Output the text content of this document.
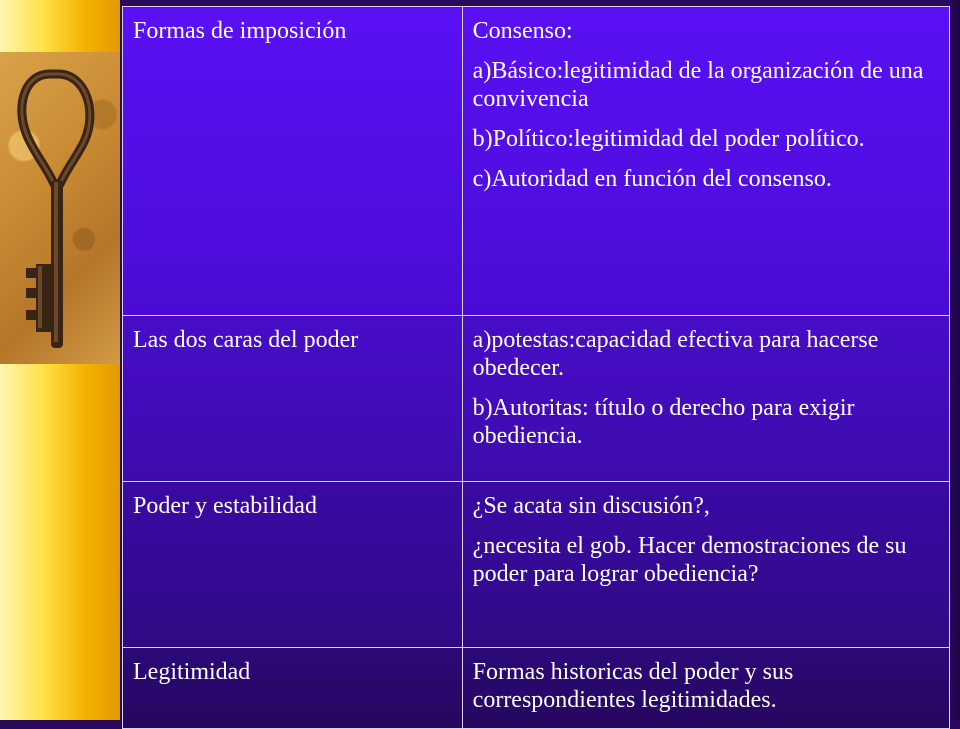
Formas de imposición	Consenso:

a)Básico:legitimidad de la organización de una convivencia

b)Político:legitimidad del poder político.

c)Autoridad en función del consenso.

Las dos caras del poder	a)potestas:capacidad efectiva para hacerse obedecer.

b)Autoritas: título o derecho para exigir obediencia.

Poder y estabilidad	¿Se acata sin discusión?,

¿necesita el gob. Hacer demostraciones de su poder para lograr obediencia?

Legitimidad	Formas historicas del poder y sus correspondientes legitimidades.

_YOUR GOAL:_
Retype each record exactly as it stands, but do not include the pictures.

_THE REPLY:_
Output the text content of this document.
Formas de imposición	Consenso:

a)Básico:legitimidad de la organización de una convivencia

b)Político:legitimidad del poder político.

c)Autoridad en función del consenso.

Las dos caras del poder	a)potestas:capacidad efectiva para hacerse obedecer.

b)Autoritas: título o derecho para exigir obediencia.

Poder y estabilidad	¿Se acata sin discusión?,

¿necesita el gob. Hacer demostraciones de su poder para lograr obediencia?

Legitimidad	Formas historicas del poder y sus correspondientes legitimidades.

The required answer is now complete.